EXTRACT TO READ
----

This course was very informative to me personally as I am a "millennial" and was born into the digital. A few points of criticism to Dr. Picker, however, given that the title includes law and economics, I had a feeling throughout most of the course that we were learning more about Law than Economics. The few segments where he broke away and described net-neutrality as an economic device was perfect in that structure, but if that could be applied (with some of the hypo examples he used) in those other terminology areas, I would not be saying law outweighed economics. I must admit I only come from reading economic books by physical Economists (never took principles) so I may not see things the way he does, but I just want to make clear that someone like me welcomes Economic charts, graphs, empirical testing with defining that field's jargon. Other than that it was a series of lectures and crafted very scholarly.

por Sarah H

16 de Abr de 2020

Excellent course for those interested in a good foundation of basics of the history, economics, law, and origins of major internet platforms such as Apple, Google, Amazon, Netflix, Microsoft, etc. The class was released in 2015 and should probably be updated to include newer info about these companies' business models, particularly streaming media (Spotify, Hulu, YouTube, etc aren't mentioned in any depth). However, the class provides a lot of useful information and lays the groundwork for further study, so I'm glad I took it.

----

REQUEST
Please carry on the reviews of the internet law and economics course above, starting right after their last sentence.

DATA
----

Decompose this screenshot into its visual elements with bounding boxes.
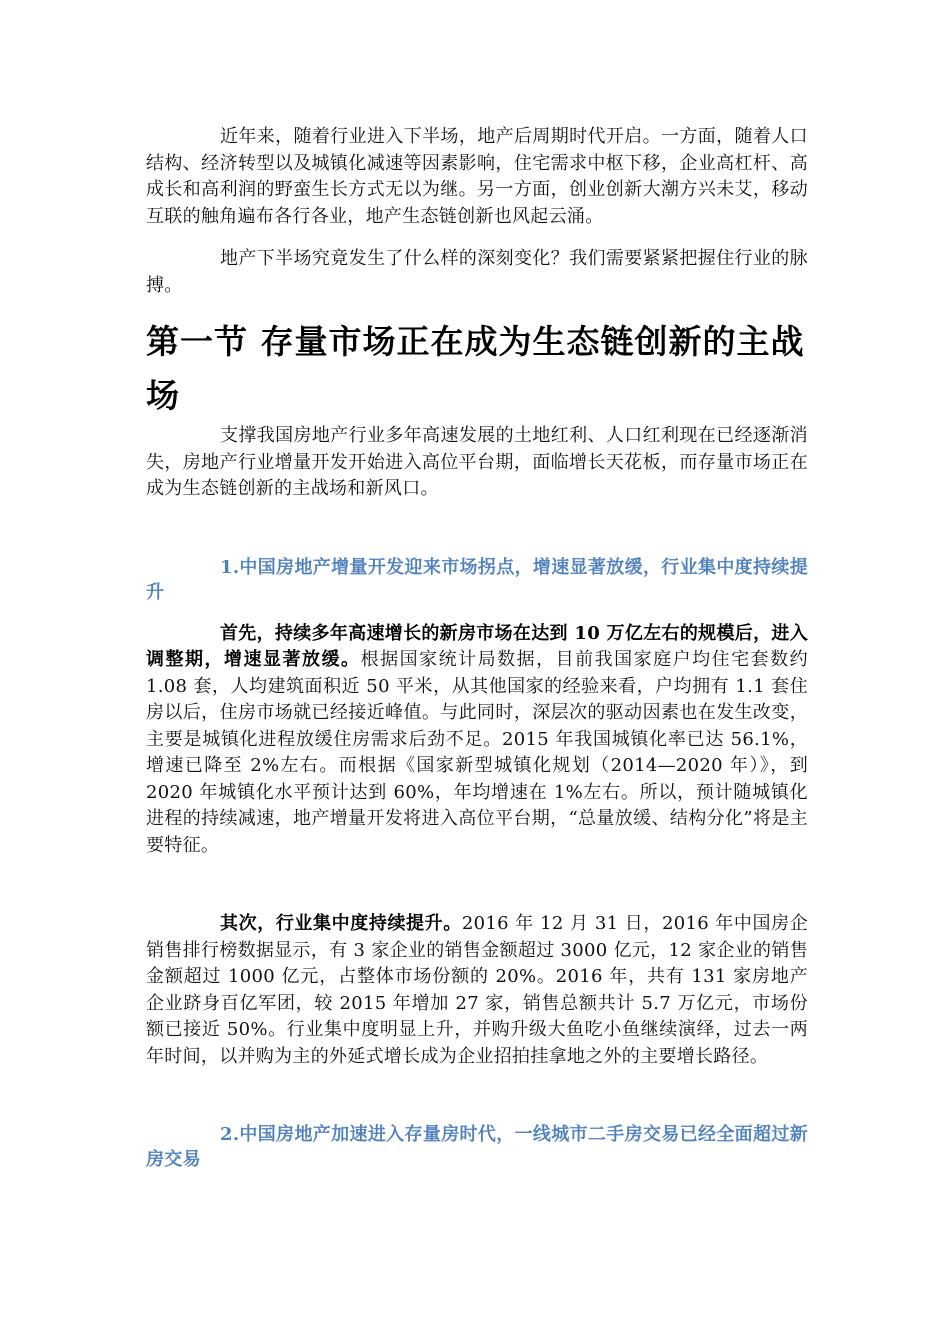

----

RESPONSE TO THIS EXERCISE
por Ramanpreet S S

3 de Set de 2017

The course is highly educational and detailed. The manner of explaining one particular thing by digging deep into how that thing came into existence makes this course really interesting. And the most entertaining bit is how the professor/educator never really lets you get bored, there are always certain stories along the path that just pull you back in.

por Yolanda S

16 de Jun de 2018

The concept of this course is good, but often times I find myself not following the material because the lecturer keeps going off topic. It would be better if he can explain something without interrupting it with gimmick details. Overall this course has expanded my knowledge.

por Paolo V

24 de Abr de 2018

Not a lawyer but after a while I sort of grew an appetite for the topics presented in this course. I probably missed a lot of the legal technicalities - that's a given. But I definitevely learned a lot as well from a obviously in-love-with-the-law teacher.

por Ioana D

10 de Jun de 2019

Great course in that it explains the legal framework within which these media giants were created. One drawback is that it predominantly focuses on US and I think now the big fights for privacy against these companies will happen in Europe.